= Task requirements =
Among the lines listed below, count those that include the string "Москвы", and state only the count.

= Excerpted records =
_ _ _ _ _

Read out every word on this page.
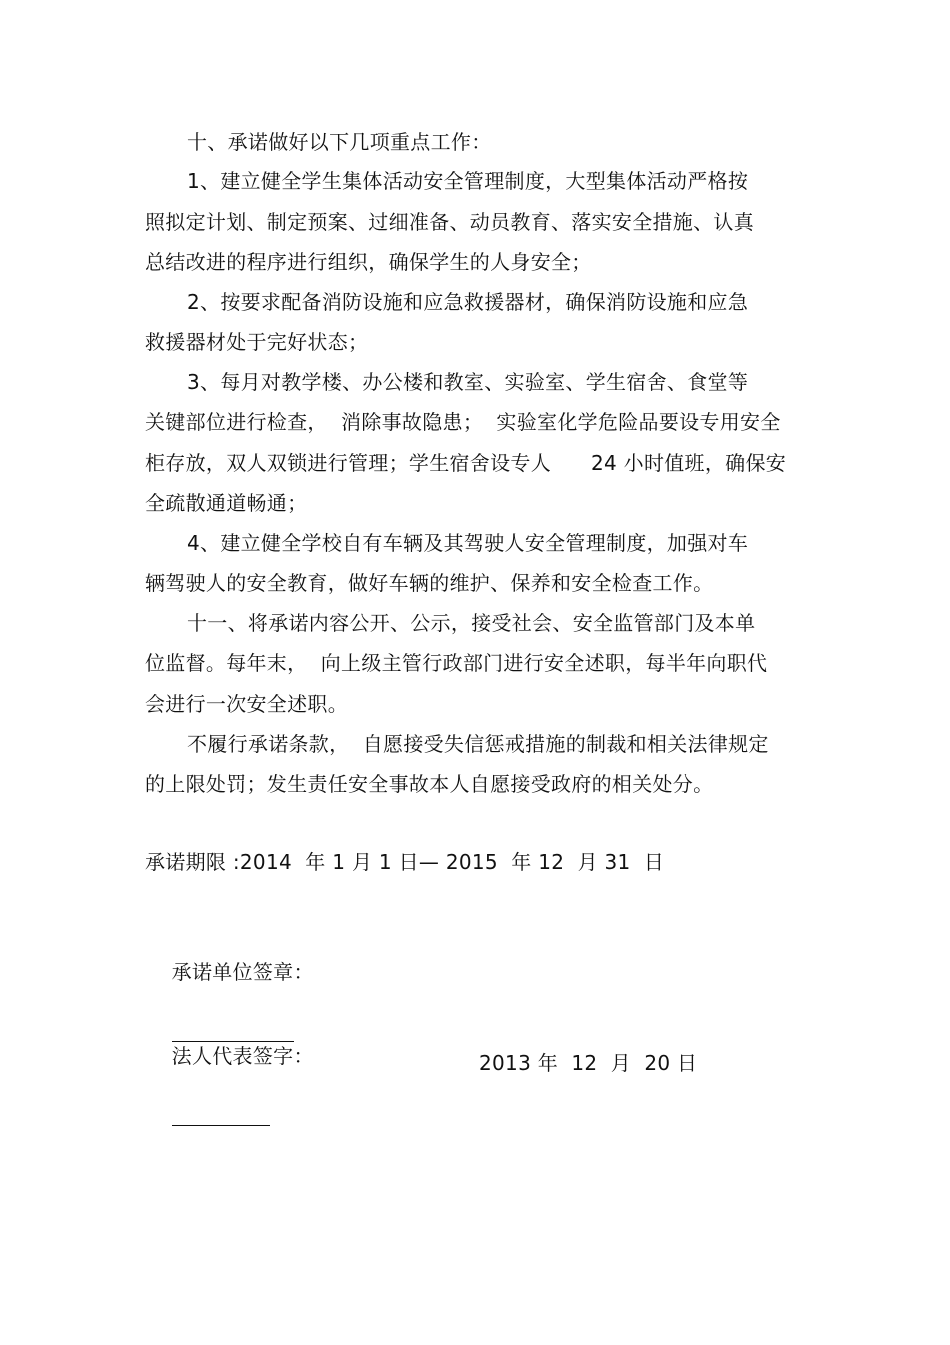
十、承诺做好以下几项重点工作：
1、建立健全学生集体活动安全管理制度，大型集体活动严格按
照拟定计划、制定预案、过细准备、动员教育、落实安全措施、认真
总结改进的程序进行组织，确保学生的人身安全；
2、按要求配备消防设施和应急救援器材，确保消防设施和应急
救援器材处于完好状态；
3、每月对教学楼、办公楼和教室、实验室、学生宿舍、食堂等
关键部位进行检查，  消除事故隐患；  实验室化学危险品要设专用安全
柜存放，双人双锁进行管理；学生宿舍设专人      24 小时值班，确保安
全疏散通道畅通；
4、建立健全学校自有车辆及其驾驶人安全管理制度，加强对车
辆驾驶人的安全教育，做好车辆的维护、保养和安全检查工作。
十一、将承诺内容公开、公示，接受社会、安全监管部门及本单
位监督。每年末，  向上级主管行政部门进行安全述职，每半年向职代
会进行一次安全述职。
不履行承诺条款，  自愿接受失信惩戒措施的制裁和相关法律规定
的上限处罚；发生责任安全事故本人自愿接受政府的相关处分。
承诺期限 :2014  年 1 月 1 日— 2015  年 12  月 31  日

承诺单位签章：

法人代表签字：

	2013 年  12  月  20 日
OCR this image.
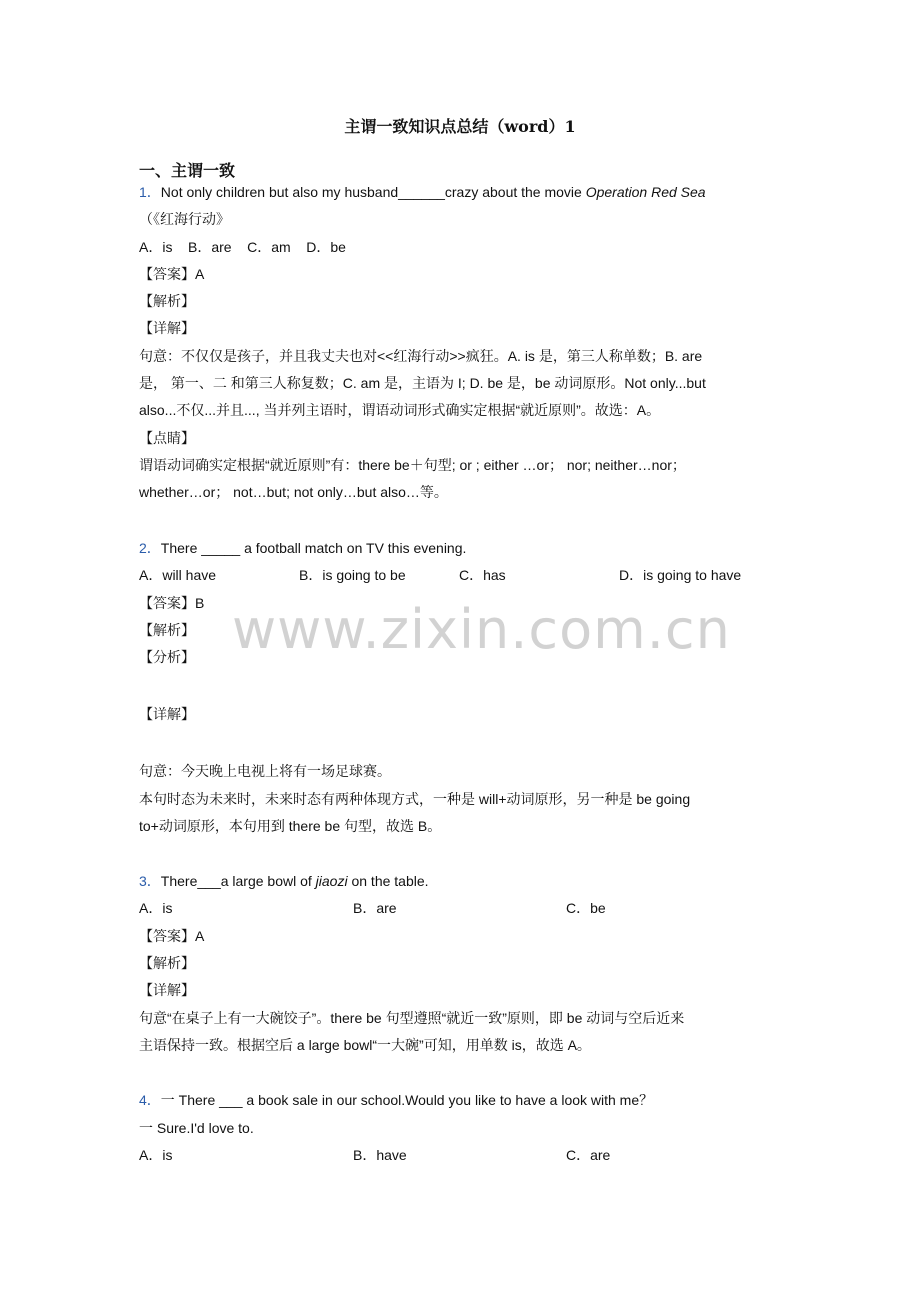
主谓一致知识点总结（word）1
一、主谓一致
1．Not only children but also my husband______crazy about the movie Operation Red Sea
（《红海行动》
A．is    B．are    C．am    D．be
【答案】A
【解析】
【详解】
句意：不仅仅是孩子，并且我丈夫也对<<红海行动>>疯狂。A. is 是，第三人称单数；B. are
是， 第一、二 和第三人称复数；C. am 是，主语为 I; D. be 是，be 动词原形。Not only...but
also...不仅...并且..., 当并列主语时，谓语动词形式确实定根据“就近原则”。故选：A。
【点睛】
谓语动词确实定根据“就近原则”有：there be＋句型; or ; either …or； nor; neither…nor；
whether…or； not…but; not only…but also…等。
2．There _____ a football match on TV this evening.
A．will have	B．is going to be	C．has	D．is going to have
【答案】B
【解析】
【分析】
【详解】
句意：今天晚上电视上将有一场足球赛。
本句时态为未来时，未来时态有两种体现方式，一种是 will+动词原形，另一种是 be going
to+动词原形，本句用到 there be 句型，故选 B。
3．There___a large bowl of jiaozi on the table.
A．is	B．are	C．be
【答案】A
【解析】
【详解】
句意“在桌子上有一大碗饺子”。there be 句型遵照“就近一致”原则，即 be 动词与空后近来
主语保持一致。根据空后 a large bowl“一大碗”可知，用单数 is，故选 A。
4．一 There ___ a book sale in our school.Would you like to have a look with me？
一 Sure.I'd love to.
A．is	B．have	C．are
www.zixin.com.cn
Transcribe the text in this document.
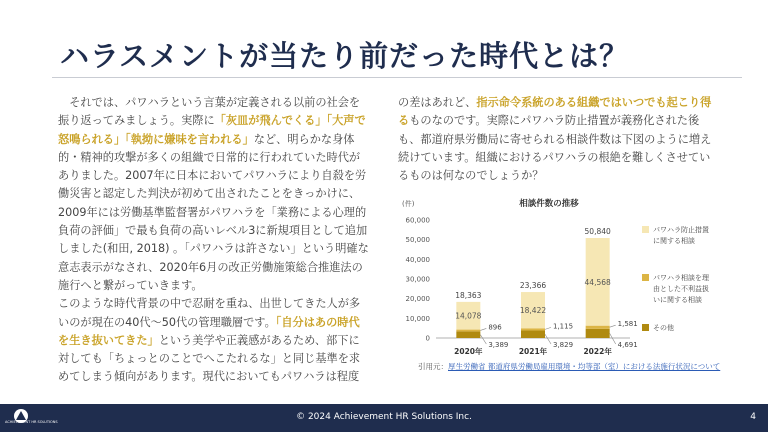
ハラスメントが当たり前だった時代とは？

それでは、パワハラという言葉が定義される以前の社会を振り返ってみましょう。実際に「灰皿が飛んでくる」「大声で怒鳴られる」「執拗に嫌味を言われる」など、明らかな身体的・精神的攻撃が多くの組織で日常的に行われていた時代がありました。2007年に日本においてパワハラにより自殺を労働災害と認定した判決が初めて出されたことをきっかけに、2009年には労働基準監督署がパワハラを「業務による心理的負荷の評価」で最も負荷の高いレベル3に新規項目として追加しました(和田, 2018) 。「パワハラは許さない」という明確な意志表示がなされ、2020年6月の改正労働施策総合推進法の施行へと繋がっていきます。

このような時代背景の中で忍耐を重ね、出世してきた人が多いのが現在の40代〜50代の管理職層です。「自分はあの時代を生き抜いてきた」という美学や正義感があるため、部下に対しても「ちょっとのことでへこたれるな」と同じ基準を求めてしまう傾向があります。現代においてもパワハラは程度

の差はあれど、指示命令系統のある組織ではいつでも起こり得るものなのです。実際にパワハラ防止措置が義務化された後も、都道府県労働局に寄せられる相談件数は下図のように増え続けています。組織におけるパワハラの根絶を難しくさせているものは何なのでしょうか？

相談件数の推移
(件)
60,000
50,000
40,000
30,000
20,000
10,000
0
18,363
14,078
896
3,389
2020年
23,366
18,422
1,115
3,829
2021年
50,840
44,568
1,581
4,691
2022年
パワハラ防止措置
に関する相談
パワハラ相談を理
由とした不利益扱
いに関する相談
その他
引用元：厚生労働省 都道府県労働局雇用環境・均等部（室）における法施行状況について
ACHIEVEMENT HR SOLUTIONS	© 2024 Achievement HR Solutions Inc.	4
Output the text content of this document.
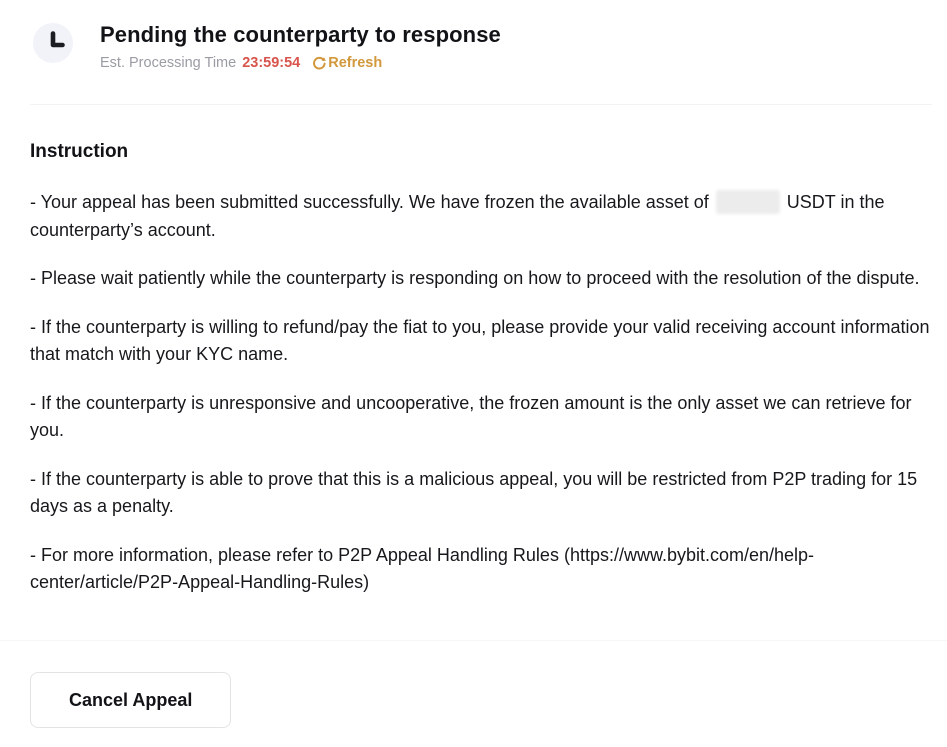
Pending the counterparty to response
Est. Processing Time 23:59:54 Refresh
Instruction

- Your appeal has been submitted successfully. We have frozen the available asset of	USDT in the counterparty’s account.

- Please wait patiently while the counterparty is responding on how to proceed with the resolution of the dispute.

- If the counterparty is willing to refund/pay the fiat to you, please provide your valid receiving account information that match with your KYC name.

- If the counterparty is unresponsive and uncooperative, the frozen amount is the only asset we can retrieve for you.

- If the counterparty is able to prove that this is a malicious appeal, you will be restricted from P2P trading for 15 days as a penalty.

- For more information, please refer to P2P Appeal Handling Rules (https://www.bybit.com/en/help-center/article/P2P-Appeal-Handling-Rules)

Cancel Appeal
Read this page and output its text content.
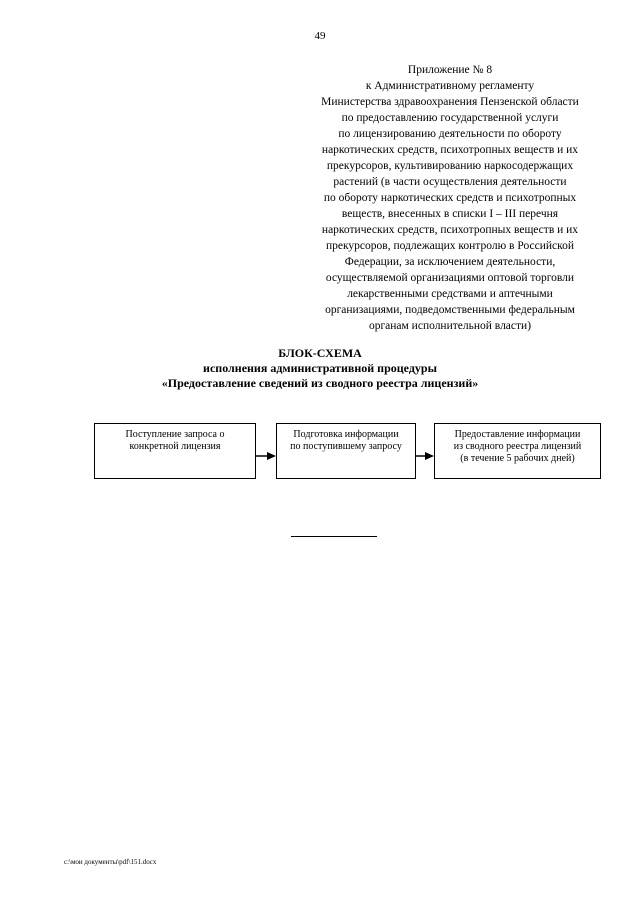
49
Приложение № 8
к Административному регламенту
Министерства здравоохранения Пензенской области
по предоставлению государственной услуги
по лицензированию деятельности по обороту
наркотических средств, психотропных веществ и их
прекурсоров, культивированию наркосодержащих
растений (в части осуществления деятельности
по обороту наркотических средств и психотропных
веществ, внесенных в списки I – III перечня
наркотических средств, психотропных веществ и их
прекурсоров, подлежащих контролю в Российской
Федерации, за исключением деятельности,
осуществляемой организациями оптовой торговли
лекарственными средствами и аптечными
организациями, подведомственными федеральным
органам исполнительной власти)
БЛОК-СХЕМА
исполнения административной процедуры
«Предоставление сведений из сводного реестра лицензий»
Поступление запроса о
конкретной лицензия
Подготовка информации
по поступившему запросу
Предоставление информации
из сводного реестра лицензий
(в течение 5 рабочих дней)
c:\мои документы\pdf\151.docx
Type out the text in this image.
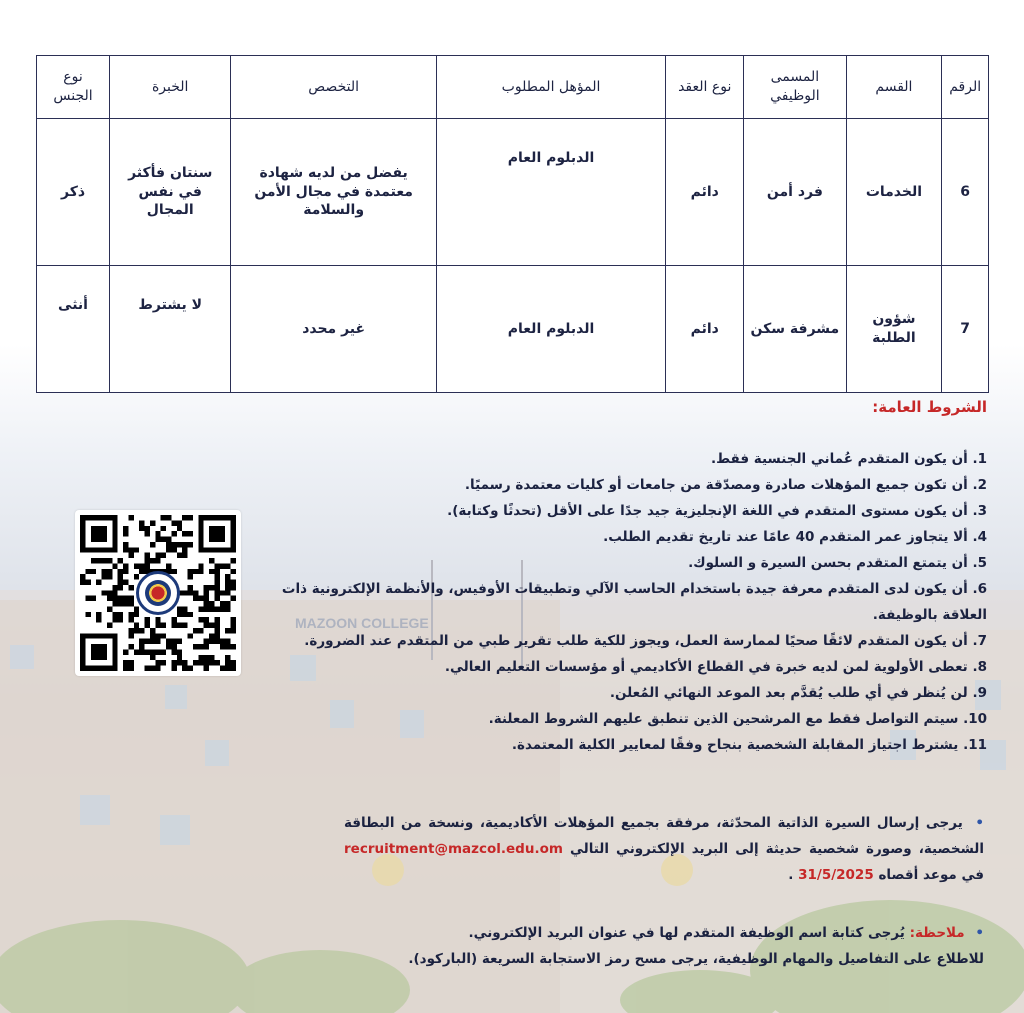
MAZOON COLLEGE
الرقم	القسم	المسمى الوظيفي	نوع العقد	المؤهل المطلوب	التخصص	الخبرة	نوع الجنس
6	الخدمات	فرد أمن	دائم	الدبلوم العام	يفضل من لديه شهادة معتمدة في مجال الأمن والسلامة	سنتان فأكثر في نفس المجال	ذكر
7	شؤون الطلبة	مشرفة سكن	دائم	الدبلوم العام	غير محدد	لا يشترط	أنثى
الشروط العامة:
1. أن يكون المتقدم عُماني الجنسية فقط.
2. أن تكون جميع المؤهلات صادرة ومصدّقة من جامعات أو كليات معتمدة رسميًا.
3. أن يكون مستوى المتقدم في اللغة الإنجليزية جيد جدًا على الأقل (تحدثًا وكتابة).
4. ألا يتجاوز عمر المتقدم 40 عامًا عند تاريخ تقديم الطلب.
5. أن يتمتع المتقدم بحسن السيرة و السلوك.
6. أن يكون لدى المتقدم معرفة جيدة باستخدام الحاسب الآلي وتطبيقات الأوفيس، والأنظمة الإلكترونية ذات العلاقة بالوظيفة.
7. أن يكون المتقدم لائقًا صحيًا لممارسة العمل، ويجوز للكية طلب تقرير طبي من المتقدم عند الضرورة.
8. تعطى الأولوية لمن لديه خبرة في القطاع الأكاديمي أو مؤسسات التعليم العالي.
9. لن يُنظر في أي طلب يُقدَّم بعد الموعد النهائي المُعلن.
10. سيتم التواصل فقط مع المرشحين الذين تنطبق عليهم الشروط المعلنة.
11. يشترط اجتياز المقابلة الشخصية بنجاح وفقًا لمعايير الكلية المعتمدة.
• يرجى إرسال السيرة الذاتية المحدّثة، مرفقة بجميع المؤهلات الأكاديمية، ونسخة من البطاقة الشخصية، وصورة شخصية حديثة إلى البريد الإلكتروني التالي recruitment@mazcol.edu.om في موعد أقصاه 31/5/2025 .
• ملاحظة: يُرجى كتابة اسم الوظيفة المتقدم لها في عنوان البريد الإلكتروني.
للاطلاع على التفاصيل والمهام الوظيفية، يرجى مسح رمز الاستجابة السريعة (الباركود).
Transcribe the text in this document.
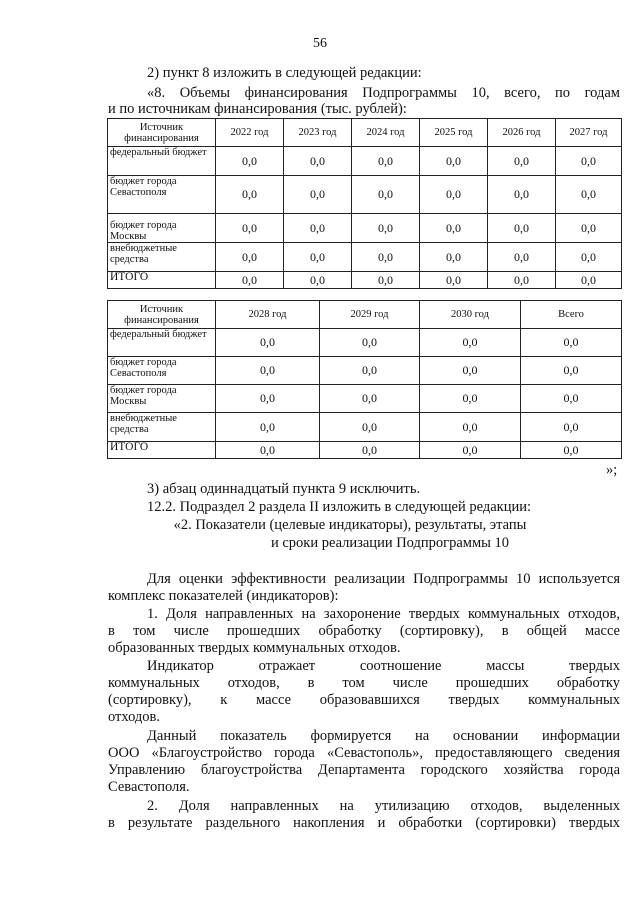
56
2) пункт 8 изложить в следующей редакции:
«8. Объемы финансирования Подпрограммы 10, всего, по годам
и по источникам финансирования (тыс. рублей):
Источник финансирования	2022 год	2023 год	2024 год	2025 год	2026 год	2027 год
федеральный бюджет	0,0	0,0	0,0	0,0	0,0	0,0
бюджет города Севастополя	0,0	0,0	0,0	0,0	0,0	0,0
бюджет города Москвы	0,0	0,0	0,0	0,0	0,0	0,0
внебюджетные средства	0,0	0,0	0,0	0,0	0,0	0,0
ИТОГО	0,0	0,0	0,0	0,0	0,0	0,0
Источник финансирования	2028 год	2029 год	2030 год	Всего
федеральный бюджет	0,0	0,0	0,0	0,0
бюджет города Севастополя	0,0	0,0	0,0	0,0
бюджет города Москвы	0,0	0,0	0,0	0,0
внебюджетные средства	0,0	0,0	0,0	0,0
ИТОГО	0,0	0,0	0,0	0,0
»;
3) абзац одиннадцатый пункта 9 исключить.
12.2. Подраздел 2 раздела II изложить в следующей редакции:
«2. Показатели (целевые индикаторы), результаты, этапы
и сроки реализации Подпрограммы 10
Для оценки эффективности реализации Подпрограммы 10 используется
комплекс показателей (индикаторов):
1. Доля направленных на захоронение твердых коммунальных отходов,
в том числе прошедших обработку (сортировку), в общей массе
образованных твердых коммунальных отходов.
Индикатор отражает соотношение массы твердых
коммунальных отходов, в том числе прошедших обработку
(сортировку), к массе образовавшихся твердых коммунальных
отходов.
Данный показатель формируется на основании информации
ООО «Благоустройство города «Севастополь», предоставляющего сведения
Управлению благоустройства Департамента городского хозяйства города
Севастополя.
2. Доля направленных на утилизацию отходов, выделенных
в результате раздельного накопления и обработки (сортировки) твердых
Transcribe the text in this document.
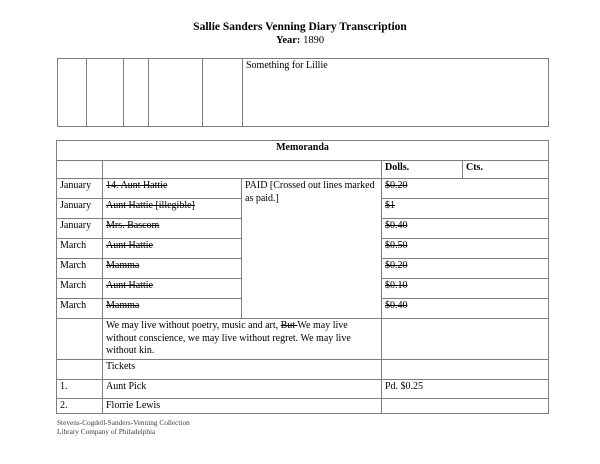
Sallie Sanders Venning Diary Transcription
Year: 1890
					Something for Lillie
Memoranda				
			Dolls.	Cts.
January	14. Aunt Hattie	PAID [Crossed out lines marked as paid.]	$0.20	
January	Aunt Hattie [illegible]		$1	
January	Mrs. Bascom		$0.40	
March	Aunt Hattie		$0.50	
March	Mamma		$0.20	
March	Aunt Hattie		$0.10	
March	Mamma		$0.40	
	We may live without poetry, music and art, But We may live without conscience, we may live without regret. We may live without kin.			
	Tickets			
1.	Aunt Pick		Pd. $0.25	
2.	Florrie Lewis			
Stevens-Cogdell-Sanders-Venning Collection
Library Company of Philadelphia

_ _ _ _ _

= Response to the task =
2